Saved entries
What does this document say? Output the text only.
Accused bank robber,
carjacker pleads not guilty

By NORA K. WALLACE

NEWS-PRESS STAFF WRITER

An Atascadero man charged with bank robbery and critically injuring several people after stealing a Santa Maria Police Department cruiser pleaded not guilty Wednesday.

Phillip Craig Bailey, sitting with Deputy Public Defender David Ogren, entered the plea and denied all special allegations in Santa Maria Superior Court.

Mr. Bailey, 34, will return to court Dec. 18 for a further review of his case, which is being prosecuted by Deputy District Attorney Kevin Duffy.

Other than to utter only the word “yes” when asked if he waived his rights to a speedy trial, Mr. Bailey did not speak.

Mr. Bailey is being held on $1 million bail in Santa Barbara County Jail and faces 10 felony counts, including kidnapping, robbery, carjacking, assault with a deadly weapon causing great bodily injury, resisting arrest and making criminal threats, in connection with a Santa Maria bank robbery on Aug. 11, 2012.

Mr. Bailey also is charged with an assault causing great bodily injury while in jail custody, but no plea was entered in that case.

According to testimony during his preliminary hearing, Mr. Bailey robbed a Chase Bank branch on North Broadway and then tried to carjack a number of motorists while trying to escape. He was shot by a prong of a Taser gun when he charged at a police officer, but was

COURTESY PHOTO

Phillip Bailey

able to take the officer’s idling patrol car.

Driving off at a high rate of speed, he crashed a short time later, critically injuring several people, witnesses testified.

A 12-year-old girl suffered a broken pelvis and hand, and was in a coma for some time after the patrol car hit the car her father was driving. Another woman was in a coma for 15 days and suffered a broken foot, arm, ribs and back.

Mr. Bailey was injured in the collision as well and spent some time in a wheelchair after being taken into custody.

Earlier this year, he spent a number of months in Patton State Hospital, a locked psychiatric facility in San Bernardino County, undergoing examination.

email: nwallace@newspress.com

* INSTRUCTIONS TO FOLLOW *
Using the entries above, return each line that includes the word "year".

* SOLUTION TO THE PROBLEM *
A 12-year-old girl suffered a broken pelvis and hand, and was in a coma for some time after the patrol car hit the car her father was driving. Another woman was in a coma for 15 days and suffered a broken foot, arm, ribs and back.
Earlier this year, he spent a number of months in Patton State Hospital, a locked psychiatric facility in San Bernardino County, undergoing examination.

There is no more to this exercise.